* Problem *
Using the material that follows, identify and copy each line with the string "next".
== Extracted data
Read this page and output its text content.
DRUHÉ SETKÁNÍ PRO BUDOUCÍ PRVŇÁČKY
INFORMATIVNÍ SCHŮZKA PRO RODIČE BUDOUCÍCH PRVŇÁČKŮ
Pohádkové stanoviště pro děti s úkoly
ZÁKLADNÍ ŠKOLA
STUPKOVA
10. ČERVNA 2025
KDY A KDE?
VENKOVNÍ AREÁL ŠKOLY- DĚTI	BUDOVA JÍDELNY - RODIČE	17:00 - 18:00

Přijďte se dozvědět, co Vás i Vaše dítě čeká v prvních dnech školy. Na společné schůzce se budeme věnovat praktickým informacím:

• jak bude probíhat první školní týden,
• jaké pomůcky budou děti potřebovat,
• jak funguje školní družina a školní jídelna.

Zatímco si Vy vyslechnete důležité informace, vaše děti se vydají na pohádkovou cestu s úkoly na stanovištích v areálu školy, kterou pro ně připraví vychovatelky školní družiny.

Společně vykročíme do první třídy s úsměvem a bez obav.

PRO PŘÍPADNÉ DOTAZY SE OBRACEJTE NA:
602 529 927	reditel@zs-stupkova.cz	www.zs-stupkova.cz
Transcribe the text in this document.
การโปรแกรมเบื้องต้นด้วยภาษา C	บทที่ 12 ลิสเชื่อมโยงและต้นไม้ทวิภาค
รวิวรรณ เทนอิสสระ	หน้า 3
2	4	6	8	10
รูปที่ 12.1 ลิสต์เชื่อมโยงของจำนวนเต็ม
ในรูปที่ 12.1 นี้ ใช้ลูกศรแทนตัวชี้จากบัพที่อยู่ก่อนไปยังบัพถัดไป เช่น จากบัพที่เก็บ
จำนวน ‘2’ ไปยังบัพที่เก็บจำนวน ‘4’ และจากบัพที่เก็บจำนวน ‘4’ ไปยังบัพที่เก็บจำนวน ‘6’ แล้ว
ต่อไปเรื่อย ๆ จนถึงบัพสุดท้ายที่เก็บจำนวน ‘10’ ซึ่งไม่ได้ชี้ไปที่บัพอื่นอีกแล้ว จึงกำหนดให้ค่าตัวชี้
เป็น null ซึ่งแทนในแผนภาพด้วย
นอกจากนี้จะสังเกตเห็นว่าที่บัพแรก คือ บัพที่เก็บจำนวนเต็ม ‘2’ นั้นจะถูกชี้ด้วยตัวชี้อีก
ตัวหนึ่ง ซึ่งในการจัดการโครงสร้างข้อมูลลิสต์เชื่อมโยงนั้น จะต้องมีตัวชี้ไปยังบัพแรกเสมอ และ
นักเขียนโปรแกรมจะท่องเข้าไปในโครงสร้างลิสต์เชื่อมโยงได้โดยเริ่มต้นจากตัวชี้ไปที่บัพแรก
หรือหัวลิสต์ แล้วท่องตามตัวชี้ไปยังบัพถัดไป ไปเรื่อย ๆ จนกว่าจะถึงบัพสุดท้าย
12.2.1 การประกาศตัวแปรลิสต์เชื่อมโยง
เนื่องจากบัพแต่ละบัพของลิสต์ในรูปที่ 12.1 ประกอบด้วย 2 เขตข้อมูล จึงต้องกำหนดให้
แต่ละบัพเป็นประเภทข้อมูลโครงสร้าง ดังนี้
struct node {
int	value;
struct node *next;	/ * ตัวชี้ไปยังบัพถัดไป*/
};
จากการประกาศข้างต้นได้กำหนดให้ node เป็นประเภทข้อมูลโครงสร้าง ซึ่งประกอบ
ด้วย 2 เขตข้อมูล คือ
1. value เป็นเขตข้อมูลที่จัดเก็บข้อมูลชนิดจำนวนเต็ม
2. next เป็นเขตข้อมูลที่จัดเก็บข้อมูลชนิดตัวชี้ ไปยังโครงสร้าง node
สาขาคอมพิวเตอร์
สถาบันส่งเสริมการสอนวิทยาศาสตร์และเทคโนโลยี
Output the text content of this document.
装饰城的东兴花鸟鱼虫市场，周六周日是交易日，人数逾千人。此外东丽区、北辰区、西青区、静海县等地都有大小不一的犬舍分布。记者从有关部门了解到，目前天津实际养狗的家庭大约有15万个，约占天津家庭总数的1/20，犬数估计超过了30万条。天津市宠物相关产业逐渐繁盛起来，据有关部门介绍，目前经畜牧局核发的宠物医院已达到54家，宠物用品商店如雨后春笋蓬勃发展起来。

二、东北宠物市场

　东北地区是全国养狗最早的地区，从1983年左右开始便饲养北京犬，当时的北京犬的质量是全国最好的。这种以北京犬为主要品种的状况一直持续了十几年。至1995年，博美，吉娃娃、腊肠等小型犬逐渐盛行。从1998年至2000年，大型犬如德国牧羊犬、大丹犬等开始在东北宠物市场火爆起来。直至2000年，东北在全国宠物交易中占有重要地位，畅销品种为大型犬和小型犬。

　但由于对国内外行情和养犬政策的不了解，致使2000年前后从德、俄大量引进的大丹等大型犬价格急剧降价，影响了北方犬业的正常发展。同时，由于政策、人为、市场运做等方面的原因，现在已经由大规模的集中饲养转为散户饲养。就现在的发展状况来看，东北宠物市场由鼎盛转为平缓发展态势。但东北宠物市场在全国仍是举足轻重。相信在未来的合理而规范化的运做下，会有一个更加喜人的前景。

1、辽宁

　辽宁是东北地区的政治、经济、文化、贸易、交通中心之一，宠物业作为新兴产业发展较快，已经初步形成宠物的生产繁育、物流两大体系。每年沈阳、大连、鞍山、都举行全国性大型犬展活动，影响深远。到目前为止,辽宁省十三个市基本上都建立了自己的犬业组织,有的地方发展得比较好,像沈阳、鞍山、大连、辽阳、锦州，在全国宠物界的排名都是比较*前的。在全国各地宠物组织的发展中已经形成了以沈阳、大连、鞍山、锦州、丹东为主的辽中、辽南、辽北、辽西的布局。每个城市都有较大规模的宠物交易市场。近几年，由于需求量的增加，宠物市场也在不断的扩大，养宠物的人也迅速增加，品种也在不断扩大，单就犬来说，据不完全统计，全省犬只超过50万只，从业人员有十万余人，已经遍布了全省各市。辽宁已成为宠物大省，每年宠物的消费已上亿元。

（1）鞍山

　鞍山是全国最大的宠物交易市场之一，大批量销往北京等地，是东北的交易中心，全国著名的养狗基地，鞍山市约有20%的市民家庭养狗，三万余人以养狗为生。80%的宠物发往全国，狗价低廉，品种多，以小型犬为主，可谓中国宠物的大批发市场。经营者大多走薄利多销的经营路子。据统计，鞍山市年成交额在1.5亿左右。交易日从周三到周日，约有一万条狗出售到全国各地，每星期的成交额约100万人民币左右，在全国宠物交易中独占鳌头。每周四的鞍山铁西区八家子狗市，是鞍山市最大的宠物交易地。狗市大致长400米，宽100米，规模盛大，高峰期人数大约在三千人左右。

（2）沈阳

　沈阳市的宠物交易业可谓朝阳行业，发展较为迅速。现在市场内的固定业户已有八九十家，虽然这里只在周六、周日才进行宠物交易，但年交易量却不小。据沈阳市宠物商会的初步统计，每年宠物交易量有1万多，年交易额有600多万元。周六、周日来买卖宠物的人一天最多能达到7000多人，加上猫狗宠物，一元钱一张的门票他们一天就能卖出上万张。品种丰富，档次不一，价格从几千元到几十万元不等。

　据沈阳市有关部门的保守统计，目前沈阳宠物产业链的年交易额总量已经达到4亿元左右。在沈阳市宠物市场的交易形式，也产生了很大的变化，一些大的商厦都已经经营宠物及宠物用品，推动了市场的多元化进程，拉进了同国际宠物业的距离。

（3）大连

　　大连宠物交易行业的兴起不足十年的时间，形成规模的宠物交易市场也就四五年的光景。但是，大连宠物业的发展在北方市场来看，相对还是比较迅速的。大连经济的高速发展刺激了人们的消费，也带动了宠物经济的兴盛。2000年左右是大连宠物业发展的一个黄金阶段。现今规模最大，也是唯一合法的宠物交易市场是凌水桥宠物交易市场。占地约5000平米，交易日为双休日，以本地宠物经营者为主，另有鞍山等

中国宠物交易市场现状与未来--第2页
====
* Problem solution *
struct node *next;	/ * ตัวชี้ไปยังบัพถัดไป*/
2. next เป็นเขตข้อมูลที่จัดเก็บข้อมูลชนิดตัวชี้ ไปยังโครงสร้าง node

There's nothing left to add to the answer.